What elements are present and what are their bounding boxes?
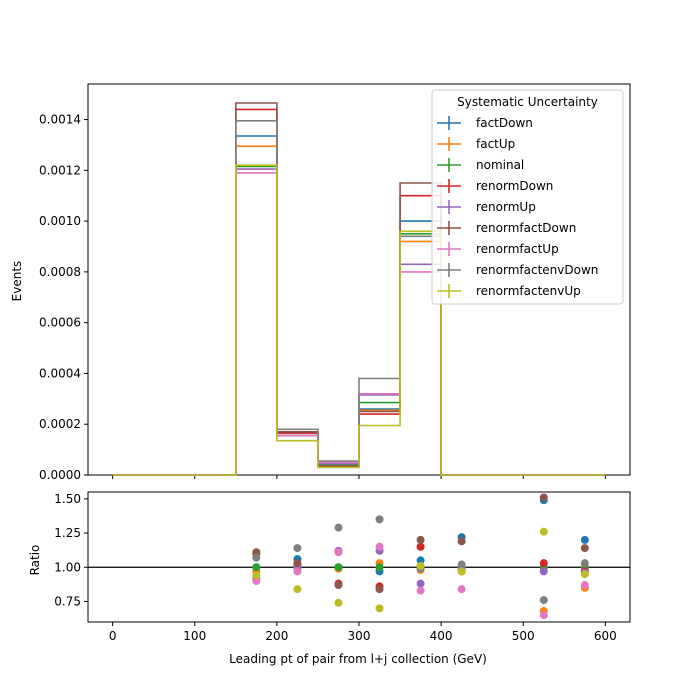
legend-label-renormfactUp: renormfactUp bbox=[476, 242, 559, 256]
main-y-tick-label: 0.0014 bbox=[39, 113, 81, 127]
ratio-point-nominal bbox=[375, 563, 384, 572]
main-y-tick-label: 0.0006 bbox=[39, 316, 81, 330]
ratio-point-renormfactDown bbox=[416, 535, 425, 544]
legend-label-renormfactenvDown: renormfactenvDown bbox=[476, 263, 598, 277]
ratio-point-renormfactenvUp bbox=[539, 527, 548, 536]
ratio-x-tick-label: 600 bbox=[594, 629, 617, 643]
ratio-point-renormfactUp bbox=[293, 567, 302, 576]
ratio-point-renormfactenvUp bbox=[334, 598, 343, 607]
legend-title: Systematic Uncertainty bbox=[457, 95, 598, 109]
legend-label-factDown: factDown bbox=[476, 116, 533, 130]
ratio-y-tick-label: 0.75 bbox=[54, 594, 81, 608]
ratio-point-renormfactenvUp bbox=[293, 585, 302, 594]
legend-label-renormUp: renormUp bbox=[476, 200, 536, 214]
ratio-point-renormfactenvUp bbox=[375, 604, 384, 613]
ratio-y-tick-label: 1.25 bbox=[54, 526, 81, 540]
legend-label-renormfactenvUp: renormfactenvUp bbox=[476, 284, 581, 298]
ratio-point-renormfactDown bbox=[375, 585, 384, 594]
ratio-point-renormDown bbox=[416, 542, 425, 551]
ratio-y-tick-label: 1.50 bbox=[54, 492, 81, 506]
ratio-point-renormfactenvUp bbox=[252, 571, 261, 580]
ratio-point-renormfactDown bbox=[539, 493, 548, 502]
ratio-axes-frame bbox=[87, 491, 631, 623]
legend-label-factUp: factUp bbox=[476, 137, 515, 151]
ratio-point-renormfactenvUp bbox=[416, 561, 425, 570]
ratio-x-tick-label: 0 bbox=[109, 629, 117, 643]
legend-label-renormDown: renormDown bbox=[476, 179, 553, 193]
hist-series-renormfactenvUp bbox=[112, 164, 606, 476]
legend-label-nominal: nominal bbox=[476, 158, 524, 172]
ratio-point-renormfactUp bbox=[580, 581, 589, 590]
ratio-point-renormfactDown bbox=[334, 581, 343, 590]
ratio-point-factDown bbox=[580, 535, 589, 544]
ratio-point-renormfactUp bbox=[375, 542, 384, 551]
legend-box bbox=[431, 89, 624, 305]
main-y-tick-label: 0.0004 bbox=[39, 366, 81, 380]
ratio-point-renormfactDown bbox=[293, 559, 302, 568]
ratio-point-renormfactUp bbox=[457, 585, 466, 594]
ratio-x-tick-label: 300 bbox=[348, 629, 371, 643]
ratio-point-renormfactDown bbox=[252, 548, 261, 557]
ratio-point-renormfactenvUp bbox=[457, 567, 466, 576]
ratio-point-factDown bbox=[416, 556, 425, 565]
ratio-point-renormfactDown bbox=[580, 544, 589, 553]
x-axis-label: Leading pt of pair from l+j collection (… bbox=[229, 652, 487, 666]
ratio-point-renormfactUp bbox=[252, 576, 261, 585]
ratio-point-nominal bbox=[252, 563, 261, 572]
main-y-tick-label: 0.0002 bbox=[39, 417, 81, 431]
ratio-x-tick-label: 400 bbox=[430, 629, 453, 643]
ratio-point-renormfactUp bbox=[539, 611, 548, 620]
ratio-point-renormfactenvDown bbox=[252, 553, 261, 562]
ratio-scatter-plot: 0.75 1.00 1.25 1.50 0 100 200 300 400 500 600 bbox=[54, 491, 631, 643]
main-y-tick-label: 0.0008 bbox=[39, 265, 81, 279]
ratio-point-renormfactUp bbox=[334, 548, 343, 557]
legend-label-renormfactDown: renormfactDown bbox=[476, 221, 576, 235]
ratio-point-renormfactenvDown bbox=[334, 523, 343, 532]
ratio-point-renormfactenvUp bbox=[580, 570, 589, 579]
ratio-point-nominal bbox=[334, 563, 343, 572]
ratio-point-renormfactenvDown bbox=[580, 559, 589, 568]
main-y-tick-label: 0.0000 bbox=[39, 468, 81, 482]
ratio-point-renormfactDown bbox=[457, 537, 466, 546]
ratio-x-tick-label: 100 bbox=[183, 629, 206, 643]
ratio-y-axis-label: Ratio bbox=[28, 545, 42, 576]
ratio-point-renormfactenvDown bbox=[457, 560, 466, 569]
ratio-point-renormfactenvDown bbox=[539, 596, 548, 605]
ratio-point-renormfactenvDown bbox=[293, 544, 302, 553]
ratio-point-renormfactUp bbox=[416, 586, 425, 595]
main-y-tick-label: 0.0010 bbox=[39, 214, 81, 228]
main-y-axis-label: Events bbox=[10, 261, 24, 302]
main-histogram-plot: 0.0000 0.0002 0.0004 0.0006 0.0008 0.0010 0.00… bbox=[39, 83, 631, 482]
ratio-point-renormfactenvDown bbox=[375, 515, 384, 524]
ratio-point-renormUp bbox=[539, 567, 548, 576]
ratio-point-renormDown bbox=[539, 559, 548, 568]
ratio-y-tick-label: 1.00 bbox=[54, 560, 81, 574]
main-y-tick-label: 0.0012 bbox=[39, 163, 81, 177]
ratio-point-renormUp bbox=[416, 579, 425, 588]
ratio-x-tick-label: 200 bbox=[265, 629, 288, 643]
legend: Systematic Uncertainty factDown factUp nomi… bbox=[431, 89, 624, 305]
ratio-x-tick-label: 500 bbox=[512, 629, 535, 643]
───
## Exercise goal:
Reproduce all of the rows above verbatim, leaving out the picture.

## Solution to this exercise:
What elements are present and what are their bounding boxes?
legend-label-renormfactUp: renormfactUp bbox=[476, 242, 559, 256]
main-y-tick-label: 0.0014 bbox=[39, 113, 81, 127]
ratio-point-nominal bbox=[375, 563, 384, 572]
main-y-tick-label: 0.0006 bbox=[39, 316, 81, 330]
ratio-point-renormfactDown bbox=[416, 535, 425, 544]
legend-label-renormfactenvDown: renormfactenvDown bbox=[476, 263, 598, 277]
ratio-point-renormfactenvUp bbox=[539, 527, 548, 536]
ratio-x-tick-label: 600 bbox=[594, 629, 617, 643]
ratio-point-renormfactUp bbox=[293, 567, 302, 576]
ratio-point-renormfactenvUp bbox=[334, 598, 343, 607]
legend-title: Systematic Uncertainty bbox=[457, 95, 598, 109]
legend-label-factDown: factDown bbox=[476, 116, 533, 130]
ratio-y-tick-label: 0.75 bbox=[54, 594, 81, 608]
ratio-point-renormfactenvUp bbox=[293, 585, 302, 594]
legend-label-renormUp: renormUp bbox=[476, 200, 536, 214]
ratio-point-renormfactenvUp bbox=[375, 604, 384, 613]
ratio-y-tick-label: 1.25 bbox=[54, 526, 81, 540]
legend-label-renormfactenvUp: renormfactenvUp bbox=[476, 284, 581, 298]
ratio-point-renormfactDown bbox=[375, 585, 384, 594]
ratio-point-renormDown bbox=[416, 542, 425, 551]
ratio-y-tick-label: 1.50 bbox=[54, 492, 81, 506]
ratio-point-renormfactenvUp bbox=[252, 571, 261, 580]
ratio-point-renormfactDown bbox=[539, 493, 548, 502]
ratio-axes-frame bbox=[87, 491, 631, 623]
legend-label-factUp: factUp bbox=[476, 137, 515, 151]
ratio-point-renormfactenvUp bbox=[416, 561, 425, 570]
ratio-x-tick-label: 0 bbox=[109, 629, 117, 643]
legend-label-renormDown: renormDown bbox=[476, 179, 553, 193]
hist-series-renormfactenvUp bbox=[112, 164, 606, 476]
legend-label-nominal: nominal bbox=[476, 158, 524, 172]
ratio-point-renormfactUp bbox=[580, 581, 589, 590]
ratio-point-renormfactDown bbox=[334, 581, 343, 590]
ratio-point-factDown bbox=[580, 535, 589, 544]
ratio-point-renormfactUp bbox=[375, 542, 384, 551]
legend-box bbox=[431, 89, 624, 305]
main-y-tick-label: 0.0004 bbox=[39, 366, 81, 380]
ratio-point-renormfactDown bbox=[293, 559, 302, 568]
ratio-point-renormfactUp bbox=[457, 585, 466, 594]
ratio-x-tick-label: 300 bbox=[348, 629, 371, 643]
ratio-point-renormfactDown bbox=[252, 548, 261, 557]
ratio-point-renormfactenvUp bbox=[457, 567, 466, 576]
ratio-point-factDown bbox=[416, 556, 425, 565]
ratio-point-renormfactDown bbox=[580, 544, 589, 553]
x-axis-label: Leading pt of pair from l+j collection (… bbox=[229, 652, 487, 666]
ratio-point-renormfactUp bbox=[252, 576, 261, 585]
ratio-point-nominal bbox=[252, 563, 261, 572]
main-y-tick-label: 0.0002 bbox=[39, 417, 81, 431]
ratio-x-tick-label: 400 bbox=[430, 629, 453, 643]
ratio-point-renormfactUp bbox=[539, 611, 548, 620]
ratio-point-renormfactenvDown bbox=[252, 553, 261, 562]
ratio-scatter-plot: 0.75 1.00 1.25 1.50 0 100 200 300 400 500 600 bbox=[54, 491, 631, 643]
main-y-tick-label: 0.0008 bbox=[39, 265, 81, 279]
ratio-point-renormfactUp bbox=[334, 548, 343, 557]
legend-label-renormfactDown: renormfactDown bbox=[476, 221, 576, 235]
ratio-point-renormfactenvDown bbox=[334, 523, 343, 532]
ratio-point-renormfactenvUp bbox=[580, 570, 589, 579]
ratio-point-nominal bbox=[334, 563, 343, 572]
ratio-point-renormfactenvDown bbox=[580, 559, 589, 568]
main-y-tick-label: 0.0000 bbox=[39, 468, 81, 482]
ratio-point-renormfactDown bbox=[457, 537, 466, 546]
ratio-x-tick-label: 100 bbox=[183, 629, 206, 643]
ratio-y-axis-label: Ratio bbox=[28, 545, 42, 576]
ratio-point-renormfactenvDown bbox=[457, 560, 466, 569]
ratio-point-renormfactenvDown bbox=[539, 596, 548, 605]
ratio-point-renormfactenvDown bbox=[293, 544, 302, 553]
ratio-point-renormfactUp bbox=[416, 586, 425, 595]
main-y-tick-label: 0.0010 bbox=[39, 214, 81, 228]
main-y-axis-label: Events bbox=[10, 261, 24, 302]
main-histogram-plot: 0.0000 0.0002 0.0004 0.0006 0.0008 0.0010 0.00… bbox=[39, 83, 631, 482]
ratio-point-renormfactenvDown bbox=[375, 515, 384, 524]
ratio-point-renormUp bbox=[539, 567, 548, 576]
ratio-point-renormDown bbox=[539, 559, 548, 568]
ratio-y-tick-label: 1.00 bbox=[54, 560, 81, 574]
main-y-tick-label: 0.0012 bbox=[39, 163, 81, 177]
ratio-point-renormUp bbox=[416, 579, 425, 588]
ratio-x-tick-label: 200 bbox=[265, 629, 288, 643]
legend: Systematic Uncertainty factDown factUp nomi… bbox=[431, 89, 624, 305]
ratio-x-tick-label: 500 bbox=[512, 629, 535, 643]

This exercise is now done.